EXERCISE:
Look through the data below. Pick out the lines holding the string "JSON".

[Records]
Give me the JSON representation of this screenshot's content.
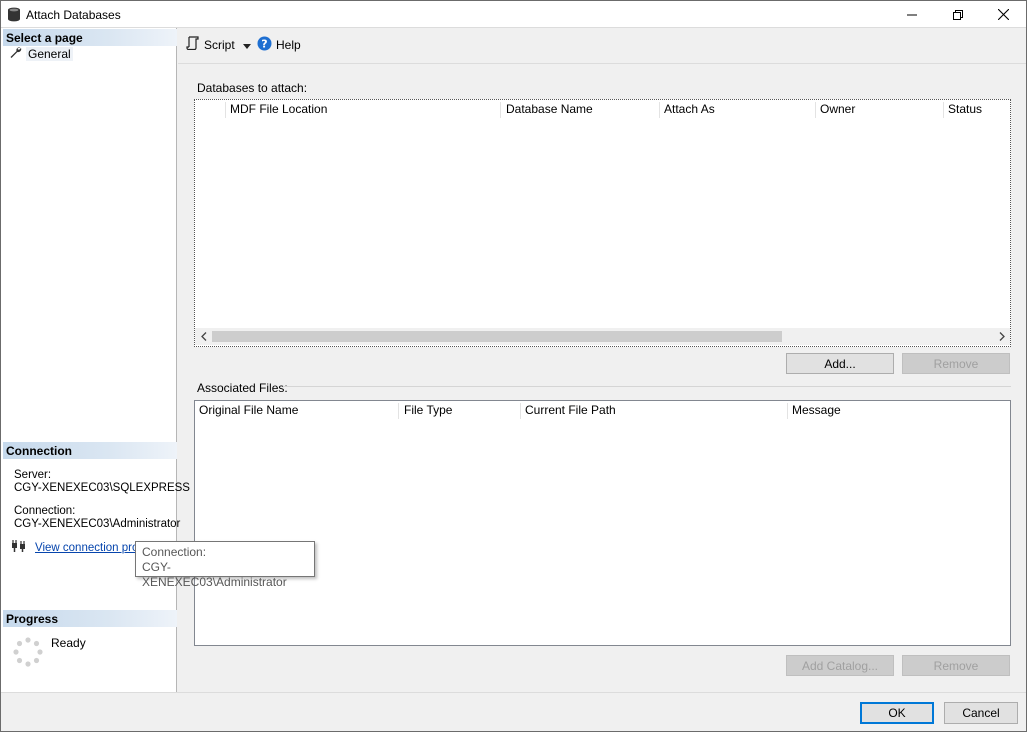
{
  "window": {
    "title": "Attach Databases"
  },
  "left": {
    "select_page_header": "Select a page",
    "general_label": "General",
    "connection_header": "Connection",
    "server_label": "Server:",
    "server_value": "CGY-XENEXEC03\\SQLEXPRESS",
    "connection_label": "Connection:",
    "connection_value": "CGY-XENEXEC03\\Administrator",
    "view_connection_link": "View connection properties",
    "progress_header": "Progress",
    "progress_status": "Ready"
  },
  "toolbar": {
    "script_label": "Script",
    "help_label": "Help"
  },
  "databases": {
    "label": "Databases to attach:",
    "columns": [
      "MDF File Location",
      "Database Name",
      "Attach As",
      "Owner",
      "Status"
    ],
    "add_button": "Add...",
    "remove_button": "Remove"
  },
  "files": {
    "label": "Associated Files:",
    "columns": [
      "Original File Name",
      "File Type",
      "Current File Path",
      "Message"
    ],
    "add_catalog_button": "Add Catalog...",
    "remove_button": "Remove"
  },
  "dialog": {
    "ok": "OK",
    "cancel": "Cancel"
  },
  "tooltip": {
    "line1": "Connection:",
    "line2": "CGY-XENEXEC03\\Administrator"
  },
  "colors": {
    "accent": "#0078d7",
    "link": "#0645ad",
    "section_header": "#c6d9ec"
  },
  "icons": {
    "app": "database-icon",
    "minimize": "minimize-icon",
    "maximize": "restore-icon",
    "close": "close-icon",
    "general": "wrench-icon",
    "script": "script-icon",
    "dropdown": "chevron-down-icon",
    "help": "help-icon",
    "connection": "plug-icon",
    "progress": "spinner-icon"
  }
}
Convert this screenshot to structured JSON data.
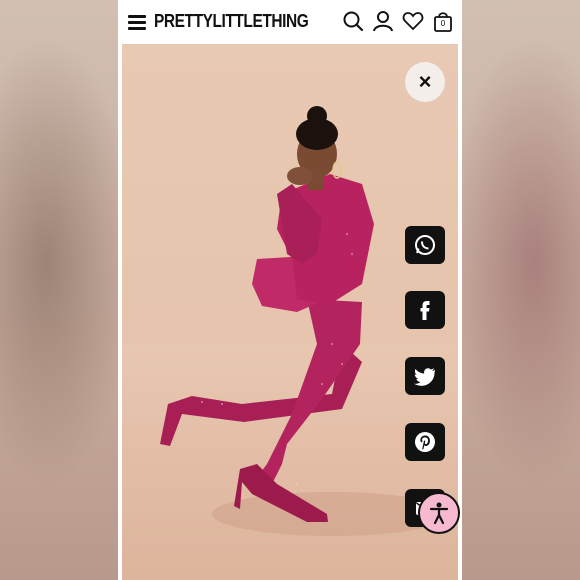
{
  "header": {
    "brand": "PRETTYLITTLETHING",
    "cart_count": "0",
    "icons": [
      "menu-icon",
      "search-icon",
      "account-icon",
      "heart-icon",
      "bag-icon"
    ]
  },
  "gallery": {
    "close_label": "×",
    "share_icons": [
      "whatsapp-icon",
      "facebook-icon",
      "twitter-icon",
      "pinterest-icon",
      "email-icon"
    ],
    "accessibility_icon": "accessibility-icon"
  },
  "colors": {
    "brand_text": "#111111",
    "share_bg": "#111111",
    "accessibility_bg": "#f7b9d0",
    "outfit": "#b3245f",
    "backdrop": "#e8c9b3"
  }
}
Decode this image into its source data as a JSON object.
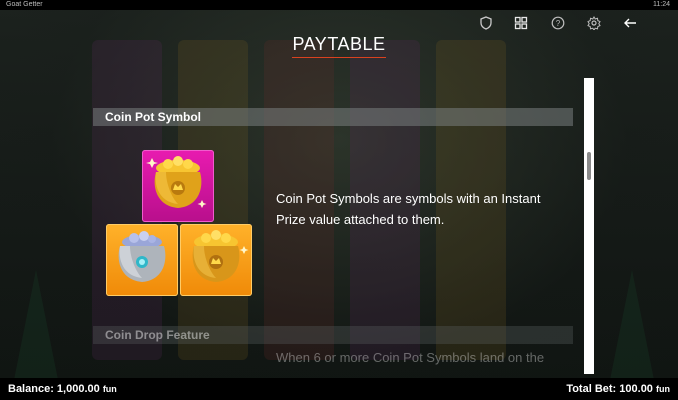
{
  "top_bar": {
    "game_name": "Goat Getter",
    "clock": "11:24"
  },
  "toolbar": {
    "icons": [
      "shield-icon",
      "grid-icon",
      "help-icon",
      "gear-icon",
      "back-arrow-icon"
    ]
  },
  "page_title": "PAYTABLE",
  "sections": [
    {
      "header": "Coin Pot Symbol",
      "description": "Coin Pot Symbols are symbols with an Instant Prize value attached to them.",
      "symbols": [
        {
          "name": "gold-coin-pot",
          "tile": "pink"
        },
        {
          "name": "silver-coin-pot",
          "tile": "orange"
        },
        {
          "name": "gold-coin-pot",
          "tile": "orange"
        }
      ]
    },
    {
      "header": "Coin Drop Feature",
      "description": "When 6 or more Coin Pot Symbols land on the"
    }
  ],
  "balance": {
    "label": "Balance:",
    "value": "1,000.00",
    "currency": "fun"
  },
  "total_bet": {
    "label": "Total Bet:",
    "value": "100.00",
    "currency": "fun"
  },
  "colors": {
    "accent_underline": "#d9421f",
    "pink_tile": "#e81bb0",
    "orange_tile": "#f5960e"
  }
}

EXPECTED ANSWER:
Give me the JSON representation of this screenshot's content.
Convert this screenshot to structured JSON data.
Decode this image into its source data as a JSON object.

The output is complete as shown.